#### SET TASK:
Beneath this task is a listing; retype all of it exactly.

#### ROWS:
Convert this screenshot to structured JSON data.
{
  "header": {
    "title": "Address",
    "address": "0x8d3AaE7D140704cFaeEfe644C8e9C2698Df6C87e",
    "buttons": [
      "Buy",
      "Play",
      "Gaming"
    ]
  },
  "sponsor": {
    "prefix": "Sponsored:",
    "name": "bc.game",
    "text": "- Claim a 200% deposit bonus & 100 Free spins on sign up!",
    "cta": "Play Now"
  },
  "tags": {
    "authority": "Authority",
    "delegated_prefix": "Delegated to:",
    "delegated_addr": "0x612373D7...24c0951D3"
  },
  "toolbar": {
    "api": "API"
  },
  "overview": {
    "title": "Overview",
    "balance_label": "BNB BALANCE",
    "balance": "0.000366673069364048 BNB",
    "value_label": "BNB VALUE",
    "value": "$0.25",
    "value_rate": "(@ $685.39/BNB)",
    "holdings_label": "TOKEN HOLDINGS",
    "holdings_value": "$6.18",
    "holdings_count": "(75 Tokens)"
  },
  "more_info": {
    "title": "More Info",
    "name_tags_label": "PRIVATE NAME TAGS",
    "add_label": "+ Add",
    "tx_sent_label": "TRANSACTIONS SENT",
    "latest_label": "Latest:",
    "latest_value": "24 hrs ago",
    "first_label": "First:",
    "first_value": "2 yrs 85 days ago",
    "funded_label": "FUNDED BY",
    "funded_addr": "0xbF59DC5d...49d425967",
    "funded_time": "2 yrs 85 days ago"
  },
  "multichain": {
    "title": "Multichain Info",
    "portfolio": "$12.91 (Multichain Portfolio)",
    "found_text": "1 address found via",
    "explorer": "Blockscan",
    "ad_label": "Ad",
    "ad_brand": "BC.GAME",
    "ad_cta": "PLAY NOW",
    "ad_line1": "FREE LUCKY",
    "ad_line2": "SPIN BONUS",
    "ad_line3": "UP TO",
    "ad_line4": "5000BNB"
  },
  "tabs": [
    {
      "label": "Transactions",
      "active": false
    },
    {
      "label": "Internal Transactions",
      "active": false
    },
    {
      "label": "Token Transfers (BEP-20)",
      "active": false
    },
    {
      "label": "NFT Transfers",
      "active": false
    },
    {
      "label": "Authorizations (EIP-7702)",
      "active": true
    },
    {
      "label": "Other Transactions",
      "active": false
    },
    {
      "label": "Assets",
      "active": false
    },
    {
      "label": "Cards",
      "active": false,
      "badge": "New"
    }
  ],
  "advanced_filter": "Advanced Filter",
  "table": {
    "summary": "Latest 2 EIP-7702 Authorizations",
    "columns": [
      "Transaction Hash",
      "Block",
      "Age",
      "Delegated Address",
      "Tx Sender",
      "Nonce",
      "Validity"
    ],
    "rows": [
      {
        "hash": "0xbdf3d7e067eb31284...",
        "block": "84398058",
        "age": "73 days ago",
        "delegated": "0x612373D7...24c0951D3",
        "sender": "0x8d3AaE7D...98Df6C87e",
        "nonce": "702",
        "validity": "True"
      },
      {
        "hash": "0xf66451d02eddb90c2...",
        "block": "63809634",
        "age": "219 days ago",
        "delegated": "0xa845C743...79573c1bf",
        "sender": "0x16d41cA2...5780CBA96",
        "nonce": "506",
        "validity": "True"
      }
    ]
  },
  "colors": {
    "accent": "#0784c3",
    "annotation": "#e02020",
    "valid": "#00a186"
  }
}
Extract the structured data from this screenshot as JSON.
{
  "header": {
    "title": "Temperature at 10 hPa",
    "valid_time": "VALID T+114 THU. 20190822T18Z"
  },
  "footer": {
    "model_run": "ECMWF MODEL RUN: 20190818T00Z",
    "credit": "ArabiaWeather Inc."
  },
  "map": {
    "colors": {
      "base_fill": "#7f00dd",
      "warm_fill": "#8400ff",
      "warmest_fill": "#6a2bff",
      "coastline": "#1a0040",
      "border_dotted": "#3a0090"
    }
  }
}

#### RESPONSE TO THE EXERCISE:
Convert this screenshot to structured JSON data.
{
  "header": {
    "title": "Address",
    "address": "0x8d3AaE7D140704cFaeEfe644C8e9C2698Df6C87e",
    "buttons": [
      "Buy",
      "Play",
      "Gaming"
    ]
  },
  "sponsor": {
    "prefix": "Sponsored:",
    "name": "bc.game",
    "text": "- Claim a 200% deposit bonus & 100 Free spins on sign up!",
    "cta": "Play Now"
  },
  "tags": {
    "authority": "Authority",
    "delegated_prefix": "Delegated to:",
    "delegated_addr": "0x612373D7...24c0951D3"
  },
  "toolbar": {
    "api": "API"
  },
  "overview": {
    "title": "Overview",
    "balance_label": "BNB BALANCE",
    "balance": "0.000366673069364048 BNB",
    "value_label": "BNB VALUE",
    "value": "$0.25",
    "value_rate": "(@ $685.39/BNB)",
    "holdings_label": "TOKEN HOLDINGS",
    "holdings_value": "$6.18",
    "holdings_count": "(75 Tokens)"
  },
  "more_info": {
    "title": "More Info",
    "name_tags_label": "PRIVATE NAME TAGS",
    "add_label": "+ Add",
    "tx_sent_label": "TRANSACTIONS SENT",
    "latest_label": "Latest:",
    "latest_value": "24 hrs ago",
    "first_label": "First:",
    "first_value": "2 yrs 85 days ago",
    "funded_label": "FUNDED BY",
    "funded_addr": "0xbF59DC5d...49d425967",
    "funded_time": "2 yrs 85 days ago"
  },
  "multichain": {
    "title": "Multichain Info",
    "portfolio": "$12.91 (Multichain Portfolio)",
    "found_text": "1 address found via",
    "explorer": "Blockscan",
    "ad_label": "Ad",
    "ad_brand": "BC.GAME",
    "ad_cta": "PLAY NOW",
    "ad_line1": "FREE LUCKY",
    "ad_line2": "SPIN BONUS",
    "ad_line3": "UP TO",
    "ad_line4": "5000BNB"
  },
  "tabs": [
    {
      "label": "Transactions",
      "active": false
    },
    {
      "label": "Internal Transactions",
      "active": false
    },
    {
      "label": "Token Transfers (BEP-20)",
      "active": false
    },
    {
      "label": "NFT Transfers",
      "active": false
    },
    {
      "label": "Authorizations (EIP-7702)",
      "active": true
    },
    {
      "label": "Other Transactions",
      "active": false
    },
    {
      "label": "Assets",
      "active": false
    },
    {
      "label": "Cards",
      "active": false,
      "badge": "New"
    }
  ],
  "advanced_filter": "Advanced Filter",
  "table": {
    "summary": "Latest 2 EIP-7702 Authorizations",
    "columns": [
      "Transaction Hash",
      "Block",
      "Age",
      "Delegated Address",
      "Tx Sender",
      "Nonce",
      "Validity"
    ],
    "rows": [
      {
        "hash": "0xbdf3d7e067eb31284...",
        "block": "84398058",
        "age": "73 days ago",
        "delegated": "0x612373D7...24c0951D3",
        "sender": "0x8d3AaE7D...98Df6C87e",
        "nonce": "702",
        "validity": "True"
      },
      {
        "hash": "0xf66451d02eddb90c2...",
        "block": "63809634",
        "age": "219 days ago",
        "delegated": "0xa845C743...79573c1bf",
        "sender": "0x16d41cA2...5780CBA96",
        "nonce": "506",
        "validity": "True"
      }
    ]
  },
  "colors": {
    "accent": "#0784c3",
    "annotation": "#e02020",
    "valid": "#00a186"
  }
}
Extract the structured data from this screenshot as JSON.
{
  "header": {
    "title": "Temperature at 10 hPa",
    "valid_time": "VALID T+114 THU. 20190822T18Z"
  },
  "footer": {
    "model_run": "ECMWF MODEL RUN: 20190818T00Z",
    "credit": "ArabiaWeather Inc."
  },
  "map": {
    "colors": {
      "base_fill": "#7f00dd",
      "warm_fill": "#8400ff",
      "warmest_fill": "#6a2bff",
      "coastline": "#1a0040",
      "border_dotted": "#3a0090"
    }
  }
}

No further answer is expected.